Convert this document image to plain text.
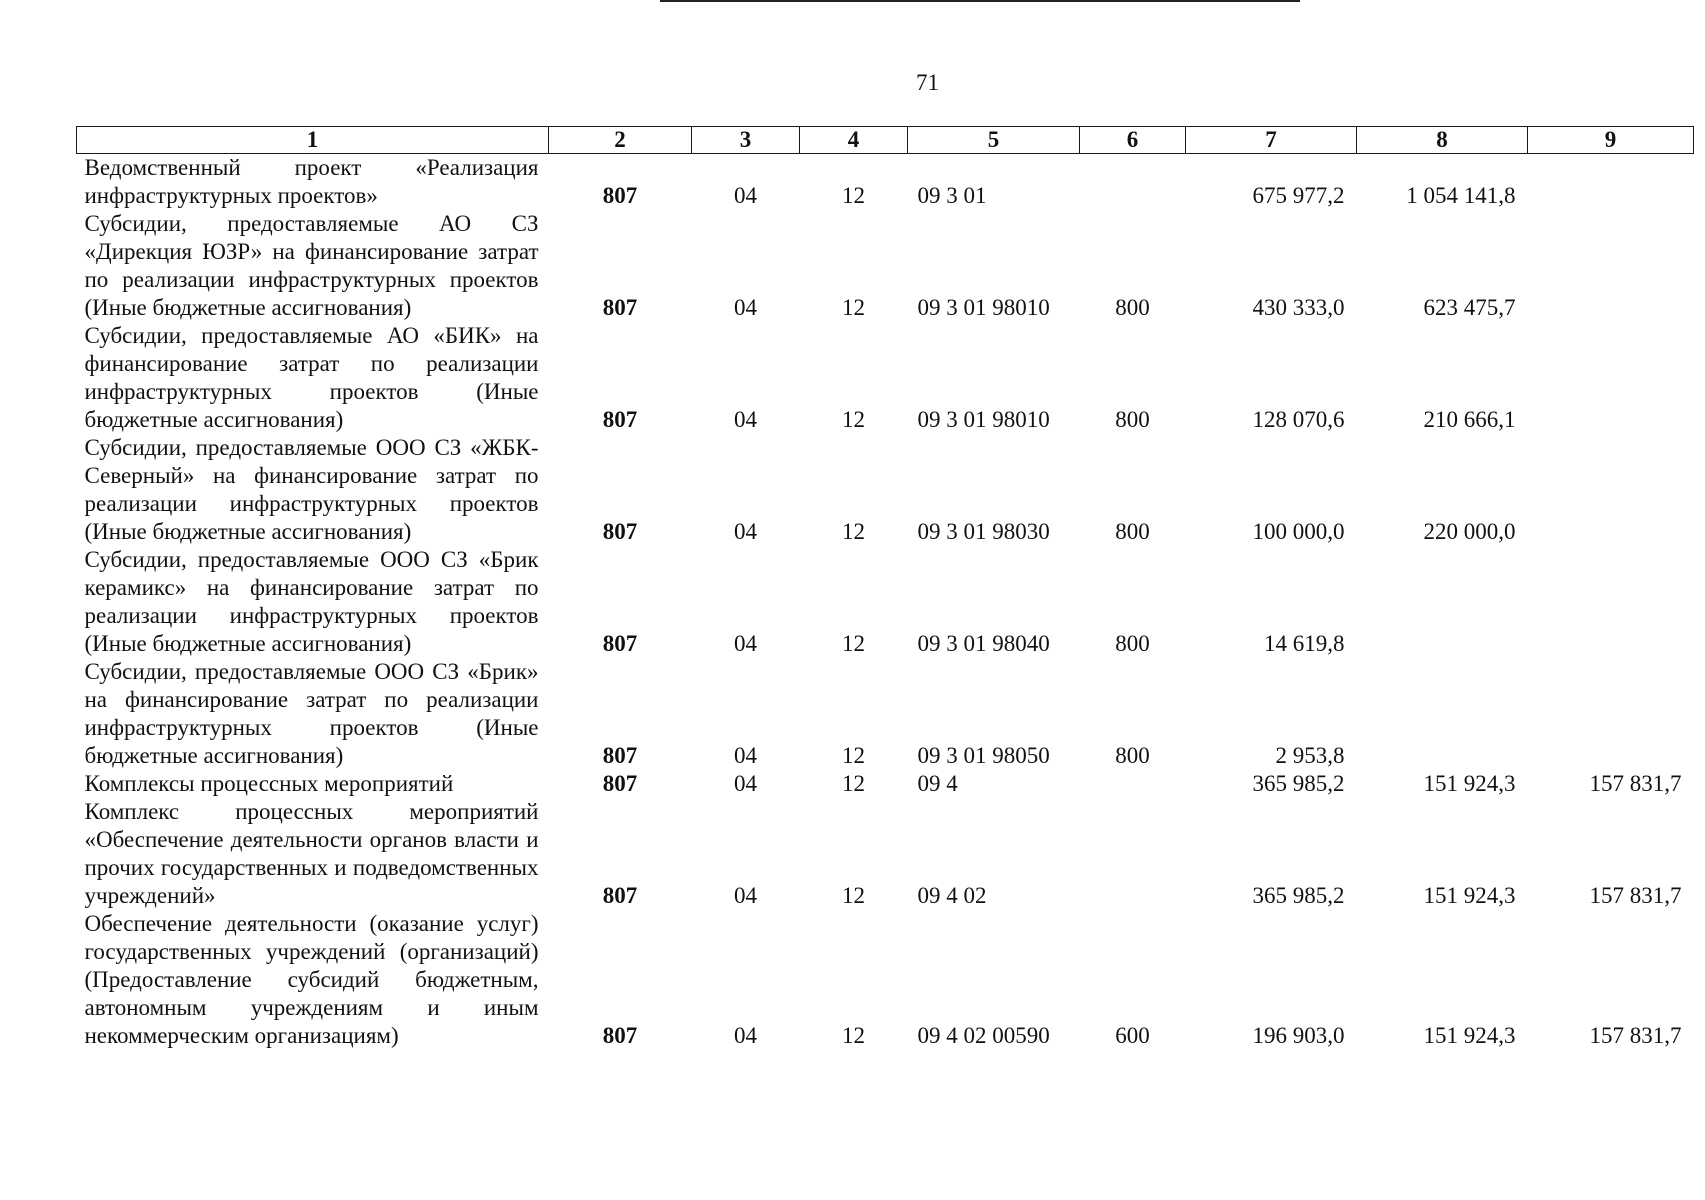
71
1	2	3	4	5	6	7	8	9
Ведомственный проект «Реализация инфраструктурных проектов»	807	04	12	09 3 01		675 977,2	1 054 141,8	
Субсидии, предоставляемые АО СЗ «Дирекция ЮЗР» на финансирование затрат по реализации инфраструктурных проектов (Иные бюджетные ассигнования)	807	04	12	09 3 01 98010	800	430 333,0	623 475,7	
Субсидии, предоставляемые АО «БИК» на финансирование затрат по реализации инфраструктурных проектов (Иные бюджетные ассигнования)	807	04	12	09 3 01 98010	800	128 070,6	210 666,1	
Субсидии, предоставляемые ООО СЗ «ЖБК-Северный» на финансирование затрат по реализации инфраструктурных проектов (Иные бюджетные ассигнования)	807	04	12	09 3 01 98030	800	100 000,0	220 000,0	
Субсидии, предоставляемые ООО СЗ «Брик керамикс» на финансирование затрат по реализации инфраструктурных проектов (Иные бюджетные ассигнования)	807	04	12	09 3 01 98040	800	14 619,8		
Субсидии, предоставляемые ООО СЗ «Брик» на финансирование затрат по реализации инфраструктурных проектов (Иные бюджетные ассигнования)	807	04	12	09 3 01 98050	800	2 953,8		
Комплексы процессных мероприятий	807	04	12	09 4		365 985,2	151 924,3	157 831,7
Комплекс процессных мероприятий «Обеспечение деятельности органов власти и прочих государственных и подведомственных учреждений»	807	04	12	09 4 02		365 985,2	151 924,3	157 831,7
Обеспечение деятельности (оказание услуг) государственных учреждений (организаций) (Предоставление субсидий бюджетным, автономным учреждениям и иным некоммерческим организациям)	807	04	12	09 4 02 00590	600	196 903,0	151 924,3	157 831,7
==
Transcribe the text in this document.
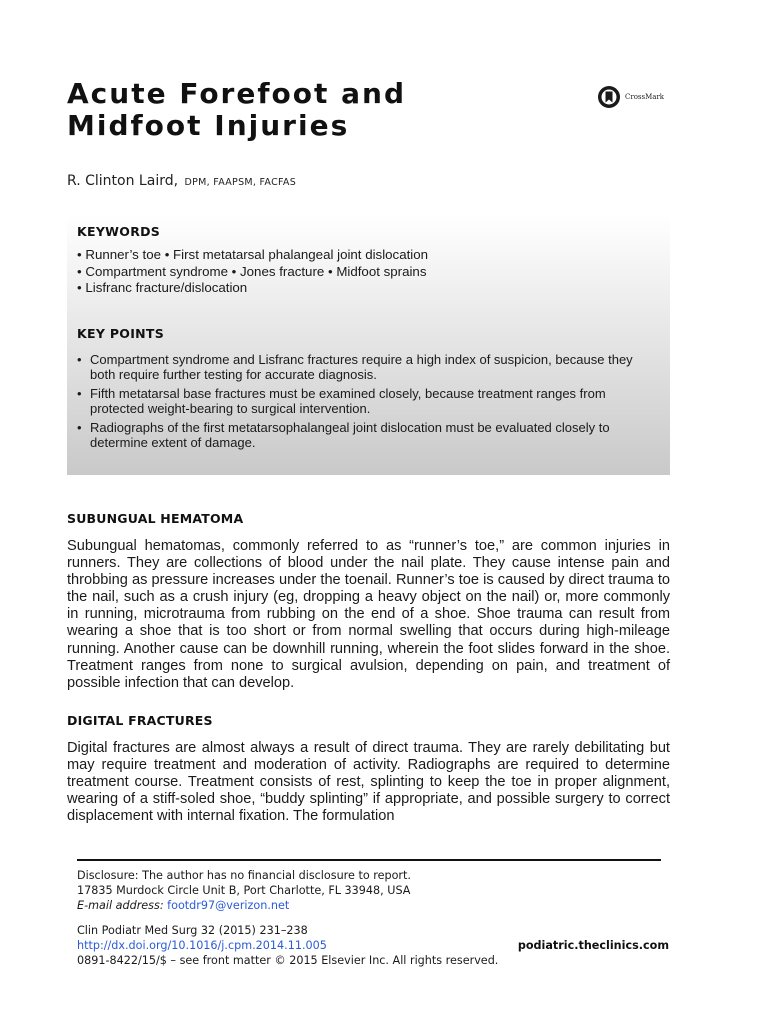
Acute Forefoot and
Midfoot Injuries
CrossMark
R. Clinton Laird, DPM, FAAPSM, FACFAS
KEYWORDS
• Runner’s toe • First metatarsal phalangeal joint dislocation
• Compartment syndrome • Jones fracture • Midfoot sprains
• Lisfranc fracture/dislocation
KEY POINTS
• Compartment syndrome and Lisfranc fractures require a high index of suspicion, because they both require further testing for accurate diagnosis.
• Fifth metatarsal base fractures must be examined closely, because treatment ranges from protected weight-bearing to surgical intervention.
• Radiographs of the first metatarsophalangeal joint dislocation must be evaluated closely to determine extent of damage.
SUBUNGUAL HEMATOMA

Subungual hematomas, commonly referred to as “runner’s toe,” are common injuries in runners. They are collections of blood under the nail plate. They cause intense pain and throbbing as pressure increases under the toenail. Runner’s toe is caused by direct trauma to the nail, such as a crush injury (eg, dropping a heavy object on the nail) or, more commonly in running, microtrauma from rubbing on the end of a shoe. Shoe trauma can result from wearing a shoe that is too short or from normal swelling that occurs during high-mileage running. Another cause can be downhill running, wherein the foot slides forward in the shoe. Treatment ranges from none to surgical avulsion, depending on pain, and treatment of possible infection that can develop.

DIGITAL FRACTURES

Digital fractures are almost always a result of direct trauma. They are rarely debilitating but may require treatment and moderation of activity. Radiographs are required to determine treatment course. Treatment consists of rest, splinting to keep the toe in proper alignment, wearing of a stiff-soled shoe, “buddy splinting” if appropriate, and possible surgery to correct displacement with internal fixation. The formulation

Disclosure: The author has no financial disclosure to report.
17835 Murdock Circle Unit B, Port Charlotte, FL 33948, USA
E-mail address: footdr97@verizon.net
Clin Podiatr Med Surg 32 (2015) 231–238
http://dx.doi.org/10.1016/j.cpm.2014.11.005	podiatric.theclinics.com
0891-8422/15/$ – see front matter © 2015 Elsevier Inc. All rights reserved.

_Your goal:_
Identify each line in the entries with the word "Midfoot" and copy it.

_Complete response:_
Midfoot Injuries
• Compartment syndrome • Jones fracture • Midfoot sprains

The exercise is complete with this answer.